> _Problem statement_: Reproduce the listing word for word, starting with its first line and ending after the line that contains "643, 70, 672]", including that line.

> _Layout annotation listing_:
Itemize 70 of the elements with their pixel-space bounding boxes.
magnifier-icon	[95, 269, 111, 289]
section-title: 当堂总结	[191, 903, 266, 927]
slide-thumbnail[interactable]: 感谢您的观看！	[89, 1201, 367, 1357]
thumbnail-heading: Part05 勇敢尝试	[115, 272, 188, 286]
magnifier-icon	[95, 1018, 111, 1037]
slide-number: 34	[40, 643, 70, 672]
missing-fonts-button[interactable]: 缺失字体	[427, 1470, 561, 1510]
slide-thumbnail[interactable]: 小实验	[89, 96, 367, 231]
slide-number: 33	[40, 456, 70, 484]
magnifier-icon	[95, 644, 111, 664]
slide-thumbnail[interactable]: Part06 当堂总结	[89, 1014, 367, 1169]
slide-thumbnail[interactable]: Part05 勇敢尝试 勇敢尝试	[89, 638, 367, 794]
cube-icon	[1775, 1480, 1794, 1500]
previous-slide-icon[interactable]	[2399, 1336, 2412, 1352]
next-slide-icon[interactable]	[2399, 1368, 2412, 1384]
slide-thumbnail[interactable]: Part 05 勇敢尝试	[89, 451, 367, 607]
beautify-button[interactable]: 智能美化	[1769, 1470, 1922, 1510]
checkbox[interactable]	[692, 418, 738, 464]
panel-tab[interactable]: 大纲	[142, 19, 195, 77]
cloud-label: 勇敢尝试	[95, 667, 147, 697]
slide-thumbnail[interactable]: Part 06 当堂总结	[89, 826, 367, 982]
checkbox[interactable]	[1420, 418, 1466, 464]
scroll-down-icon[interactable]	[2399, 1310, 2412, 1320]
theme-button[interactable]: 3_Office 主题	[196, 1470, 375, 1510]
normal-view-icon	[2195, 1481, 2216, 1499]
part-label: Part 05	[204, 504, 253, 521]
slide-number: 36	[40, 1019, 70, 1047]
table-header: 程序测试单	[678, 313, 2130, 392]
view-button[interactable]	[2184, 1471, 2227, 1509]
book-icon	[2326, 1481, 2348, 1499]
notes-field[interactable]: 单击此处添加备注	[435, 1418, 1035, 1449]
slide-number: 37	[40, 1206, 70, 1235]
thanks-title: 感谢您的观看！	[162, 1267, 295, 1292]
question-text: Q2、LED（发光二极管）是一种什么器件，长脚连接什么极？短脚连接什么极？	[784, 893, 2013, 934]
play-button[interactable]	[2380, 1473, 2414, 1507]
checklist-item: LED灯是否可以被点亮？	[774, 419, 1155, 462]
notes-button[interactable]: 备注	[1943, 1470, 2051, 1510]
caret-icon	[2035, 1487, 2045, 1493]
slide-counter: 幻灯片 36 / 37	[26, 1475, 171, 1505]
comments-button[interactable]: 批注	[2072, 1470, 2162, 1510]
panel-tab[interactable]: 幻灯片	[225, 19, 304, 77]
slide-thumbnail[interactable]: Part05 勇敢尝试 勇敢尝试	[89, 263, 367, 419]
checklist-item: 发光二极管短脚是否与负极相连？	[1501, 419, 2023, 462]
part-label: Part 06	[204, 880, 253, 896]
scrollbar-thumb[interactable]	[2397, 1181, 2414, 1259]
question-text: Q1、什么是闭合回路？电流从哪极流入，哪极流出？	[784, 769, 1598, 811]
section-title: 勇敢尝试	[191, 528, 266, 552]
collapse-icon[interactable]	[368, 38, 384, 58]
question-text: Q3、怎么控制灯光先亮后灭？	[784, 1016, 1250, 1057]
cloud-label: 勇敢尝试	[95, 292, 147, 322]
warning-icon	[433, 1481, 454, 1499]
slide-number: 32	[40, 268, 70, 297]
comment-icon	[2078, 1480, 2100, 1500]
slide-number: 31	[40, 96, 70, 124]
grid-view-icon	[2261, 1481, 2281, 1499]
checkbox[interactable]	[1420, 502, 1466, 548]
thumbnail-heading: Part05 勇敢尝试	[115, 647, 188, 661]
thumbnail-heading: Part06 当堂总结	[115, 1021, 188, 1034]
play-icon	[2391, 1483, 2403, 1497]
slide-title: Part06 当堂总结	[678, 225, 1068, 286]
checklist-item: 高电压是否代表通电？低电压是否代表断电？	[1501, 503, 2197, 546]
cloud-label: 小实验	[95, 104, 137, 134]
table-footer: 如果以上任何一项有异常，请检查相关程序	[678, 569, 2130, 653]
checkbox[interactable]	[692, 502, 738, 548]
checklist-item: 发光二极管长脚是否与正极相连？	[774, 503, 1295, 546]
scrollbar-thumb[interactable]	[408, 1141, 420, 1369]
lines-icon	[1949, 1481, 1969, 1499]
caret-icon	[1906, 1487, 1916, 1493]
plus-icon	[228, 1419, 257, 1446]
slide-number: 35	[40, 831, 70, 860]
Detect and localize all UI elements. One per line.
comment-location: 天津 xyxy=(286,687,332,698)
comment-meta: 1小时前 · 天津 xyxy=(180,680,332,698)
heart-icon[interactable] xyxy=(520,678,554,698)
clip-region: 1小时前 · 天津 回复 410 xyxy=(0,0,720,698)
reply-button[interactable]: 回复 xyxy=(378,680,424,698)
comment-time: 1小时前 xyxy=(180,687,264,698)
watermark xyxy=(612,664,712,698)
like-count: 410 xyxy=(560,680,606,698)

> _Result for this exercise_:
Itemize 70 of the elements with their pixel-space bounding boxes.
magnifier-icon	[95, 269, 111, 289]
section-title: 当堂总结	[191, 903, 266, 927]
slide-thumbnail[interactable]: 感谢您的观看！	[89, 1201, 367, 1357]
thumbnail-heading: Part05 勇敢尝试	[115, 272, 188, 286]
magnifier-icon	[95, 1018, 111, 1037]
slide-number: 34	[40, 643, 70, 672]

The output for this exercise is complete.